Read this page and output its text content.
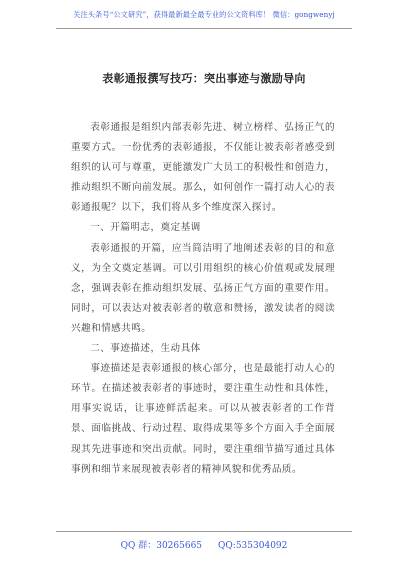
关注头条号“公文研究”，获得最新最全最专业的公文资料库！ 微信：gongwenyj
表彰通报撰写技巧：突出事迹与激励导向

表彰通报是组织内部表彰先进、树立榜样、弘扬正气的重要方式。一份优秀的表彰通报，不仅能让被表彰者感受到组织的认可与尊重，更能激发广大员工的积极性和创造力，推动组织不断向前发展。那么，如何创作一篇打动人心的表彰通报呢？以下，我们将从多个维度深入探讨。

一、开篇明志，奠定基调

表彰通报的开篇，应当简洁明了地阐述表彰的目的和意义，为全文奠定基调。可以引用组织的核心价值观或发展理念，强调表彰在推动组织发展、弘扬正气方面的重要作用。同时，可以表达对被表彰者的敬意和赞扬，激发读者的阅读兴趣和情感共鸣。

二、事迹描述，生动具体

事迹描述是表彰通报的核心部分，也是最能打动人心的环节。在描述被表彰者的事迹时，要注重生动性和具体性，用事实说话，让事迹鲜活起来。可以从被表彰者的工作背景、面临挑战、行动过程、取得成果等多个方面入手全面展现其先进事迹和突出贡献。同时，要注重细节描写通过具体事例和细节来展现被表彰者的精神风貌和优秀品质。

QQ 群：30265665 QQ:535304092
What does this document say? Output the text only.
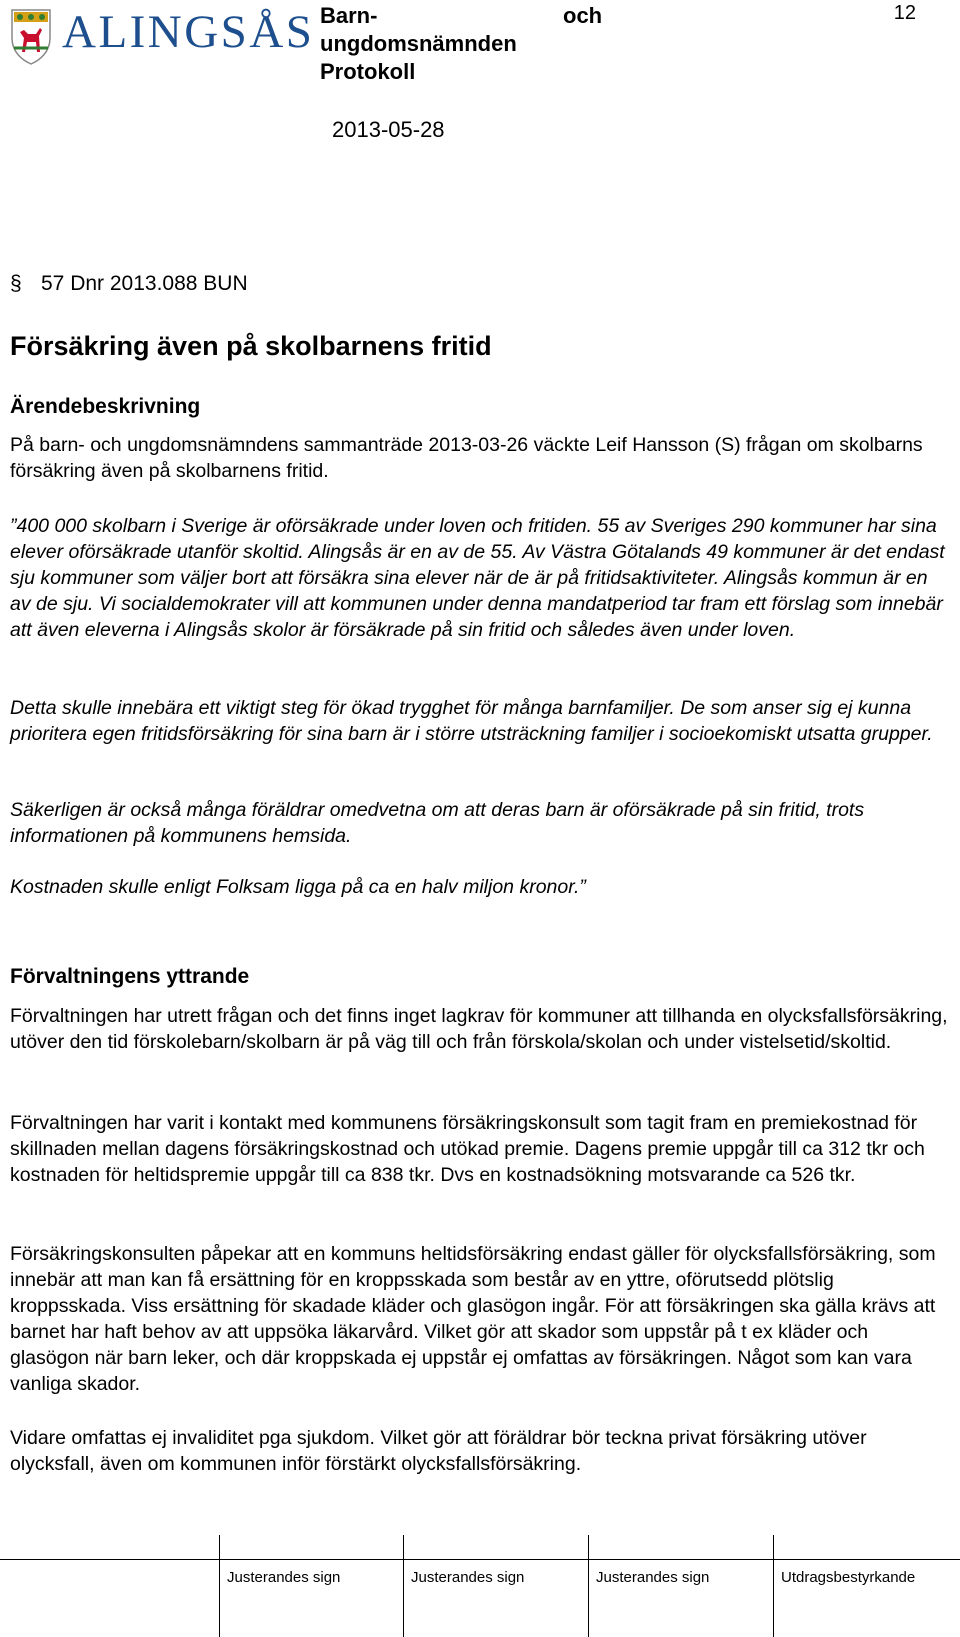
ALINGSÅS Barn-	och
ungdomsnämnden
Protokoll
2013-05-28
12
§ 57 Dnr 2013.088 BUN
Försäkring även på skolbarnens fritid
Ärendebeskrivning
På barn- och ungdomsnämndens sammanträde 2013-03-26 väckte Leif Hansson (S) frågan om skolbarns försäkring även på skolbarnens fritid.
”400 000 skolbarn i Sverige är oförsäkrade under loven och fritiden. 55 av Sveriges 290 kommuner har sina elever oförsäkrade utanför skoltid. Alingsås är en av de 55. Av Västra Götalands 49 kommuner är det endast sju kommuner som väljer bort att försäkra sina elever när de är på fritidsaktiviteter. Alingsås kommun är en av de sju. Vi socialdemokrater vill att kommunen under denna mandatperiod tar fram ett förslag som innebär att även eleverna i Alingsås skolor är försäkrade på sin fritid och således även under loven.
Detta skulle innebära ett viktigt steg för ökad trygghet för många barnfamiljer. De som anser sig ej kunna prioritera egen fritidsförsäkring för sina barn är i större utsträckning familjer i socioekomiskt utsatta grupper.
Säkerligen är också många föräldrar omedvetna om att deras barn är oförsäkrade på sin fritid, trots informationen på kommunens hemsida.
Kostnaden skulle enligt Folksam ligga på ca en halv miljon kronor.”
Förvaltningens yttrande
Förvaltningen har utrett frågan och det finns inget lagkrav för kommuner att tillhanda en olycksfallsförsäkring, utöver den tid förskolebarn/skolbarn är på väg till och från förskola/skolan och under vistelsetid/skoltid.
Förvaltningen har varit i kontakt med kommunens försäkringskonsult som tagit fram en premiekostnad för skillnaden mellan dagens försäkringskostnad och utökad premie. Dagens premie uppgår till ca 312 tkr och kostnaden för heltidspremie uppgår till ca 838 tkr. Dvs en kostnadsökning motsvarande ca 526 tkr.
Försäkringskonsulten påpekar att en kommuns heltidsförsäkring endast gäller för olycksfallsförsäkring, som innebär att man kan få ersättning för en kroppsskada som består av en yttre, oförutsedd plötslig kroppsskada. Viss ersättning för skadade kläder och glasögon ingår. För att försäkringen ska gälla krävs att barnet har haft behov av att uppsöka läkarvård. Vilket gör att skador som uppstår på t ex kläder och glasögon när barn leker, och där kroppskada ej uppstår ej omfattas av försäkringen. Något som kan vara vanliga skador.
Vidare omfattas ej invaliditet pga sjukdom. Vilket gör att föräldrar bör teckna privat försäkring utöver olycksfall, även om kommunen inför förstärkt olycksfallsförsäkring.
Justerandes sign	Justerandes sign	Justerandes sign	Utdragsbestyrkande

####################

Requirements =
Each record should be quoted exactly, with the images omitted.

Task result =
Read this page and output its text content.
关注头条号“公文研究”，获得最新最全最专业的公文资料库！ 微信：gongwenyj
表彰通报撰写技巧：突出事迹与激励导向

表彰通报是组织内部表彰先进、树立榜样、弘扬正气的重要方式。一份优秀的表彰通报，不仅能让被表彰者感受到组织的认可与尊重，更能激发广大员工的积极性和创造力，推动组织不断向前发展。那么，如何创作一篇打动人心的表彰通报呢？以下，我们将从多个维度深入探讨。

一、开篇明志，奠定基调

表彰通报的开篇，应当简洁明了地阐述表彰的目的和意义，为全文奠定基调。可以引用组织的核心价值观或发展理念，强调表彰在推动组织发展、弘扬正气方面的重要作用。同时，可以表达对被表彰者的敬意和赞扬，激发读者的阅读兴趣和情感共鸣。

二、事迹描述，生动具体

事迹描述是表彰通报的核心部分，也是最能打动人心的环节。在描述被表彰者的事迹时，要注重生动性和具体性，用事实说话，让事迹鲜活起来。可以从被表彰者的工作背景、面临挑战、行动过程、取得成果等多个方面入手全面展现其先进事迹和突出贡献。同时，要注重细节描写通过具体事例和细节来展现被表彰者的精神风貌和优秀品质。

QQ 群：30265665 QQ:535304092
What does this document say? Output the text only.
ALINGSÅS Barn-	och
ungdomsnämnden
Protokoll
2013-05-28
12
§ 57 Dnr 2013.088 BUN
Försäkring även på skolbarnens fritid
Ärendebeskrivning
På barn- och ungdomsnämndens sammanträde 2013-03-26 väckte Leif Hansson (S) frågan om skolbarns försäkring även på skolbarnens fritid.
”400 000 skolbarn i Sverige är oförsäkrade under loven och fritiden. 55 av Sveriges 290 kommuner har sina elever oförsäkrade utanför skoltid. Alingsås är en av de 55. Av Västra Götalands 49 kommuner är det endast sju kommuner som väljer bort att försäkra sina elever när de är på fritidsaktiviteter. Alingsås kommun är en av de sju. Vi socialdemokrater vill att kommunen under denna mandatperiod tar fram ett förslag som innebär att även eleverna i Alingsås skolor är försäkrade på sin fritid och således även under loven.
Detta skulle innebära ett viktigt steg för ökad trygghet för många barnfamiljer. De som anser sig ej kunna prioritera egen fritidsförsäkring för sina barn är i större utsträckning familjer i socioekomiskt utsatta grupper.
Säkerligen är också många föräldrar omedvetna om att deras barn är oförsäkrade på sin fritid, trots informationen på kommunens hemsida.
Kostnaden skulle enligt Folksam ligga på ca en halv miljon kronor.”
Förvaltningens yttrande
Förvaltningen har utrett frågan och det finns inget lagkrav för kommuner att tillhanda en olycksfallsförsäkring, utöver den tid förskolebarn/skolbarn är på väg till och från förskola/skolan och under vistelsetid/skoltid.
Förvaltningen har varit i kontakt med kommunens försäkringskonsult som tagit fram en premiekostnad för skillnaden mellan dagens försäkringskostnad och utökad premie. Dagens premie uppgår till ca 312 tkr och kostnaden för heltidspremie uppgår till ca 838 tkr. Dvs en kostnadsökning motsvarande ca 526 tkr.
Försäkringskonsulten påpekar att en kommuns heltidsförsäkring endast gäller för olycksfallsförsäkring, som innebär att man kan få ersättning för en kroppsskada som består av en yttre, oförutsedd plötslig kroppsskada. Viss ersättning för skadade kläder och glasögon ingår. För att försäkringen ska gälla krävs att barnet har haft behov av att uppsöka läkarvård. Vilket gör att skador som uppstår på t ex kläder och glasögon när barn leker, och där kroppskada ej uppstår ej omfattas av försäkringen. Något som kan vara vanliga skador.
Vidare omfattas ej invaliditet pga sjukdom. Vilket gör att föräldrar bör teckna privat försäkring utöver olycksfall, även om kommunen inför förstärkt olycksfallsförsäkring.
Justerandes sign	Justerandes sign	Justerandes sign	Utdragsbestyrkande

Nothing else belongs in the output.